## What is required:
Quote the full listing word for word.

** start of The input **

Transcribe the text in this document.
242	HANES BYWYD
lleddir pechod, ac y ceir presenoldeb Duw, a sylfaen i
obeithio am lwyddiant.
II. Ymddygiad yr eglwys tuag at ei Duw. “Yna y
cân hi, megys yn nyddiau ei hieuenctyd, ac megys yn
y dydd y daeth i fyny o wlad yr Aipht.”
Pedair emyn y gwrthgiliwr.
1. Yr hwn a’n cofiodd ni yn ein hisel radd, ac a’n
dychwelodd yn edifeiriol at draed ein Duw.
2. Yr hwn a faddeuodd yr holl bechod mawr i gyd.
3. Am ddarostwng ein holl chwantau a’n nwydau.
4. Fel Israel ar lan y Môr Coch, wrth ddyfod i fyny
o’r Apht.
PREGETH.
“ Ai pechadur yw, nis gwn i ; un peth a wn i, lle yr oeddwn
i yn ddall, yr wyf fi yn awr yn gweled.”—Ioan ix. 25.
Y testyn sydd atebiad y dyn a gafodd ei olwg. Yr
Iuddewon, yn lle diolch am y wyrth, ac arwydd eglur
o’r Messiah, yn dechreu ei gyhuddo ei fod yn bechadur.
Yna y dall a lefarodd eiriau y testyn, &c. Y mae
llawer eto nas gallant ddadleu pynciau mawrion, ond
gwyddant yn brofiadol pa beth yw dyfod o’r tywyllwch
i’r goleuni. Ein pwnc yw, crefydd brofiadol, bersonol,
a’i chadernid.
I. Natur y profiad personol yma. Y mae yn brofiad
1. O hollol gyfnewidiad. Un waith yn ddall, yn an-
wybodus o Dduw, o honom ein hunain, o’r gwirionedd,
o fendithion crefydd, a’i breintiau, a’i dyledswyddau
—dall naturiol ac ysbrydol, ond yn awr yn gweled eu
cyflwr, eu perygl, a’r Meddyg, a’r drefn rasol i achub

** end of The input **

## Output of the task:
Transcribe the text in this document.
242	HANES BYWYD
lleddir pechod, ac y ceir presenoldeb Duw, a sylfaen i
obeithio am lwyddiant.
II. Ymddygiad yr eglwys tuag at ei Duw. “Yna y
cân hi, megys yn nyddiau ei hieuenctyd, ac megys yn
y dydd y daeth i fyny o wlad yr Aipht.”
Pedair emyn y gwrthgiliwr.
1. Yr hwn a’n cofiodd ni yn ein hisel radd, ac a’n
dychwelodd yn edifeiriol at draed ein Duw.
2. Yr hwn a faddeuodd yr holl bechod mawr i gyd.
3. Am ddarostwng ein holl chwantau a’n nwydau.
4. Fel Israel ar lan y Môr Coch, wrth ddyfod i fyny
o’r Apht.
PREGETH.
“ Ai pechadur yw, nis gwn i ; un peth a wn i, lle yr oeddwn
i yn ddall, yr wyf fi yn awr yn gweled.”—Ioan ix. 25.
Y testyn sydd atebiad y dyn a gafodd ei olwg. Yr
Iuddewon, yn lle diolch am y wyrth, ac arwydd eglur
o’r Messiah, yn dechreu ei gyhuddo ei fod yn bechadur.
Yna y dall a lefarodd eiriau y testyn, &c. Y mae
llawer eto nas gallant ddadleu pynciau mawrion, ond
gwyddant yn brofiadol pa beth yw dyfod o’r tywyllwch
i’r goleuni. Ein pwnc yw, crefydd brofiadol, bersonol,
a’i chadernid.
I. Natur y profiad personol yma. Y mae yn brofiad
1. O hollol gyfnewidiad. Un waith yn ddall, yn an-
wybodus o Dduw, o honom ein hunain, o’r gwirionedd,
o fendithion crefydd, a’i breintiau, a’i dyledswyddau
—dall naturiol ac ysbrydol, ond yn awr yn gweled eu
cyflwr, eu perygl, a’r Meddyg, a’r drefn rasol i achub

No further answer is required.